::: Data supplied

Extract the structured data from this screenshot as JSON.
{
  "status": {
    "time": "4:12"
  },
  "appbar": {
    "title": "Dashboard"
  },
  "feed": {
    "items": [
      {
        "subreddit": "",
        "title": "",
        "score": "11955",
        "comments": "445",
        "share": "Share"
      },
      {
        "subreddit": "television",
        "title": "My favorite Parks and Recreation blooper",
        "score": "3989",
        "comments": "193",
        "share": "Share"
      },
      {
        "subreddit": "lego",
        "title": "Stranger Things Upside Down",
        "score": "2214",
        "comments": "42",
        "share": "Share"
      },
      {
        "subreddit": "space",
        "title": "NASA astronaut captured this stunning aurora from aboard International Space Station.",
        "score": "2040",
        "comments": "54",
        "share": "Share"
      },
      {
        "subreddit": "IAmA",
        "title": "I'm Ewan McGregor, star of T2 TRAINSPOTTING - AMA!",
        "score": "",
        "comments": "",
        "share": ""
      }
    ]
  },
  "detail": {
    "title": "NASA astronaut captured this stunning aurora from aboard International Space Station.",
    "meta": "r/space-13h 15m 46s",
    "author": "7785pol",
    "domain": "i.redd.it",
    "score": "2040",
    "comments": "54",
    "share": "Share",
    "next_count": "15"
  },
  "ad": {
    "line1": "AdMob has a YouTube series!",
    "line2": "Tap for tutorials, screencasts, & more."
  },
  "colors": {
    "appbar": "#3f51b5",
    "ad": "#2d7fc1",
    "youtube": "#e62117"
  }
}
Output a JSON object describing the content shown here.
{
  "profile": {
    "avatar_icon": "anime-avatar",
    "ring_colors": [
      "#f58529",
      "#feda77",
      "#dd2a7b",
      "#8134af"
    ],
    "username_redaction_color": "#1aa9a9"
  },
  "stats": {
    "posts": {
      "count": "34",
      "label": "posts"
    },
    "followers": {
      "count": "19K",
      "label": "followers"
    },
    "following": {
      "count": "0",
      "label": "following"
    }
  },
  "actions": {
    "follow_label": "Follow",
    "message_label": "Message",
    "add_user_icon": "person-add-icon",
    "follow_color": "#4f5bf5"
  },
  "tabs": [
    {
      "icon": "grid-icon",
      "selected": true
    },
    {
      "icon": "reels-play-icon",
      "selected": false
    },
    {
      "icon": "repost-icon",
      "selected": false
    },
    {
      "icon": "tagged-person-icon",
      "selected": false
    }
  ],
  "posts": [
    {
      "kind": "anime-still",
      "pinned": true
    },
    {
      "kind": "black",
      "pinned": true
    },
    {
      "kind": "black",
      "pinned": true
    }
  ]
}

::::::

In the records above, locate the lines holding the word "captured". Copy each of them.

### Worked answer
        "title": "NASA astronaut captured this stunning aurora from aboard International Space Station.",
    "title": "NASA astronaut captured this stunning aurora from aboard International Space Station.",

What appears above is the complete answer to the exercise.